What you need to do:
Can you rewrite the records, from the start through the line containing "menu-toggle-icon[interactable]: ☰ bbox=[468, 19, 483, 39]", as a Markdown table with the columns "No." and "Record line", leaving out blank lines?
━━━━━━━━━━
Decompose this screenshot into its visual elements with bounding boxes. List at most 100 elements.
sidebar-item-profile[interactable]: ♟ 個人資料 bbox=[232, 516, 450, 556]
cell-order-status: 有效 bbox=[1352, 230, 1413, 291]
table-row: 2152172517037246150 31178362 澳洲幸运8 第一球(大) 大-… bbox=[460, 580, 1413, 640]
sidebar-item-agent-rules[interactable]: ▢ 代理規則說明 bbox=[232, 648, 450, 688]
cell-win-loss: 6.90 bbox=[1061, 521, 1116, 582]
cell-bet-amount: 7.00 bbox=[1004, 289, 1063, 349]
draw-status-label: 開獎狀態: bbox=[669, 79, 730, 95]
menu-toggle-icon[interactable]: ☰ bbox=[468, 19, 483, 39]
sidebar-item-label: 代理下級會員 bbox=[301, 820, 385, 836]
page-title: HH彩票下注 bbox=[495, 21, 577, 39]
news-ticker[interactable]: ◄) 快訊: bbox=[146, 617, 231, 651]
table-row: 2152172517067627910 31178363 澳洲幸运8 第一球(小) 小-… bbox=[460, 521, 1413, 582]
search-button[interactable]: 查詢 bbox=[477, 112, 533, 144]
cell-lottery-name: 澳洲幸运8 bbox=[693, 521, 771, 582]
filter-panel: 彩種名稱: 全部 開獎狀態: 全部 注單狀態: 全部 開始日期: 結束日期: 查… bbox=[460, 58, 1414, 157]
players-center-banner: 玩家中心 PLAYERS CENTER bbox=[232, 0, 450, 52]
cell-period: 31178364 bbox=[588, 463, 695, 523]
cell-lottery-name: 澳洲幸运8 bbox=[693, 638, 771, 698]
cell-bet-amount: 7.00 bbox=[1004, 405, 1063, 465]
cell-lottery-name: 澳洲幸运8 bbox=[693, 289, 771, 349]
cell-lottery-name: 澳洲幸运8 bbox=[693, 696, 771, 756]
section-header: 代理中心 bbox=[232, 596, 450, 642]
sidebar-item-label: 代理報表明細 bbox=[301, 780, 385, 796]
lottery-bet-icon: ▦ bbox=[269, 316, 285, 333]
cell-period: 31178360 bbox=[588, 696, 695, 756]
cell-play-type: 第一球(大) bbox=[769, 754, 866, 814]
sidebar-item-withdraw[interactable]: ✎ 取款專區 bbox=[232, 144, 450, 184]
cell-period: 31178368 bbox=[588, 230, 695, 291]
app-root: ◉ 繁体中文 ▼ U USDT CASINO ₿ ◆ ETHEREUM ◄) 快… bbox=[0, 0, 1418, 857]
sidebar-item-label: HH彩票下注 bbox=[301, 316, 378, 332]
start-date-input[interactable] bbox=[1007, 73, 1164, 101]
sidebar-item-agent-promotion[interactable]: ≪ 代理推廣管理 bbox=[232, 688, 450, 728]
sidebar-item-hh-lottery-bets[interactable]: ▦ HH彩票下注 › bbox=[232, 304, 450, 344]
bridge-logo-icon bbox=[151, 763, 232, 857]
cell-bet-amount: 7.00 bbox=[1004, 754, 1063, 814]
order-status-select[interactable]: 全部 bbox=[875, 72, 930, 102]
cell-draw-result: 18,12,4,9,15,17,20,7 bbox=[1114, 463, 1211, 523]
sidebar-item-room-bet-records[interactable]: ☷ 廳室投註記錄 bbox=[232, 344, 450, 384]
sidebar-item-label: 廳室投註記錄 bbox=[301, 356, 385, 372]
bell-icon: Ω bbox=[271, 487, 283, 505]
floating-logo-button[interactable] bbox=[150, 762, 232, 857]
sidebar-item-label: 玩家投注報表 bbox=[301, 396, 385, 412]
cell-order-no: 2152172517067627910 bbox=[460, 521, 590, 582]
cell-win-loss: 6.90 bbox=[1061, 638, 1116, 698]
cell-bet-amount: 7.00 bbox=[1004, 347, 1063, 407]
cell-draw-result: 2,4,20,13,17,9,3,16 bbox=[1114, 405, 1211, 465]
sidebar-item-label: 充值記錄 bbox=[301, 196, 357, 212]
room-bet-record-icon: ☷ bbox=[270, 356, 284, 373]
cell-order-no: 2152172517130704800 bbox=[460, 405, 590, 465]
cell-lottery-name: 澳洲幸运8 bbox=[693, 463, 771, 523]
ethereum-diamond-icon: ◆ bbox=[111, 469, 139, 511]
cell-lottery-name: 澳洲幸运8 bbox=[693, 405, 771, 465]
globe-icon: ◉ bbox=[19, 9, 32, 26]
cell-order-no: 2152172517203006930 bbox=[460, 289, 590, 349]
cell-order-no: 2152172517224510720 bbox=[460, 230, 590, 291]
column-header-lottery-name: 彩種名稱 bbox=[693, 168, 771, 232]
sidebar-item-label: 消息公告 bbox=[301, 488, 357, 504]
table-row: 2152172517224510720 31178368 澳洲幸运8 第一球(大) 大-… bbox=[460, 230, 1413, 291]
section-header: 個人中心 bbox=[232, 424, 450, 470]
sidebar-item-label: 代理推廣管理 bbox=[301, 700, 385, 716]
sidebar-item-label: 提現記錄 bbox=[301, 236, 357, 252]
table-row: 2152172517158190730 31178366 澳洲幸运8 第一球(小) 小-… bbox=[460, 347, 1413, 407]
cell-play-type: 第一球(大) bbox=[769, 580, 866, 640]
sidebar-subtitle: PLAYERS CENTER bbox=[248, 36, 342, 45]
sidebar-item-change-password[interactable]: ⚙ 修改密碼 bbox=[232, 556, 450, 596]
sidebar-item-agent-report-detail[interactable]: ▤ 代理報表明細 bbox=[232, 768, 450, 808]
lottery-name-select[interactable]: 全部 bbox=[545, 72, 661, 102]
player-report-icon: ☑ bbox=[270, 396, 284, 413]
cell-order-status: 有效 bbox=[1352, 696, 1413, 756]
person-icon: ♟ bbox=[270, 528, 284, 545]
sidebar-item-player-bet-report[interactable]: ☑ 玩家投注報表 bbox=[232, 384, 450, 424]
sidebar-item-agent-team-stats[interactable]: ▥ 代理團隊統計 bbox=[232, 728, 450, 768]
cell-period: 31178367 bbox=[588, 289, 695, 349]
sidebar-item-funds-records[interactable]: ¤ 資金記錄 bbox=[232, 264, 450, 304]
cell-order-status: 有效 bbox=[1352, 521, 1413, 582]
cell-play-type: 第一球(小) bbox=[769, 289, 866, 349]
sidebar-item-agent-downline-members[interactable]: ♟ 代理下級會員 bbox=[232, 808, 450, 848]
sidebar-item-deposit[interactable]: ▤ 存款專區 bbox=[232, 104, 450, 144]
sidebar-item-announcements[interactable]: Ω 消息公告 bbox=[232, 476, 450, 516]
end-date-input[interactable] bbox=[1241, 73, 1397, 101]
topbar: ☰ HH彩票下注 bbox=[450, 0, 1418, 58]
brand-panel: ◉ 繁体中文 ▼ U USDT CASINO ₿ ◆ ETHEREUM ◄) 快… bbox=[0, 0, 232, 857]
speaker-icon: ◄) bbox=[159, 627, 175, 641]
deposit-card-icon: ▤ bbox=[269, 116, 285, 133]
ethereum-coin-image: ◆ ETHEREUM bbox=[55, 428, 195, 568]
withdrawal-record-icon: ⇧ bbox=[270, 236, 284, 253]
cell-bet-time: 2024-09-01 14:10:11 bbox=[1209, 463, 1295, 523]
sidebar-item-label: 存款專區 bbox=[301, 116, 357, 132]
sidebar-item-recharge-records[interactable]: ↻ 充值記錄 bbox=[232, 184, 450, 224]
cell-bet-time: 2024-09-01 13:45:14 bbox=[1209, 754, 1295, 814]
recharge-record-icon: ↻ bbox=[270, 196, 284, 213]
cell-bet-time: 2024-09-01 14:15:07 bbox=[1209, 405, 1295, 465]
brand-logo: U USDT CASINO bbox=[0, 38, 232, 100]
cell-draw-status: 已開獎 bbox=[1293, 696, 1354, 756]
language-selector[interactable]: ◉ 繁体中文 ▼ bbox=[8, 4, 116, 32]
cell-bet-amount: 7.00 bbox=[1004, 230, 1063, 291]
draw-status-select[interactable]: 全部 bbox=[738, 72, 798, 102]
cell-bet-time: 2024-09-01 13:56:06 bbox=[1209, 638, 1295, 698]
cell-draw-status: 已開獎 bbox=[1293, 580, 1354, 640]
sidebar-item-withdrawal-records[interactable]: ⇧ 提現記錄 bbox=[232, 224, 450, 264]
━━━━━━━━━━
Exercise answer:
| No. | Record line |
|---|---|
| 1 | Decompose this screenshot into its visual elements with bounding boxes. List at most 100 elements. |
| 2 | sidebar-item-profile[interactable]: ♟ 個人資料 bbox=[232, 516, 450, 556] |
| 3 | cell-order-status: 有效 bbox=[1352, 230, 1413, 291] |
| 4 | table-row: 2152172517037246150 31178362 澳洲幸运8 第一球(大) 大-… bbox=[460, 580, 1413, 640] |
| 5 | sidebar-item-agent-rules[interactable]: ▢ 代理規則說明 bbox=[232, 648, 450, 688] |
| 6 | cell-win-loss: 6.90 bbox=[1061, 521, 1116, 582] |
| 7 | cell-bet-amount: 7.00 bbox=[1004, 289, 1063, 349] |
| 8 | draw-status-label: 開獎狀態: bbox=[669, 79, 730, 95] |
| 9 | menu-toggle-icon[interactable]: ☰ bbox=[468, 19, 483, 39] |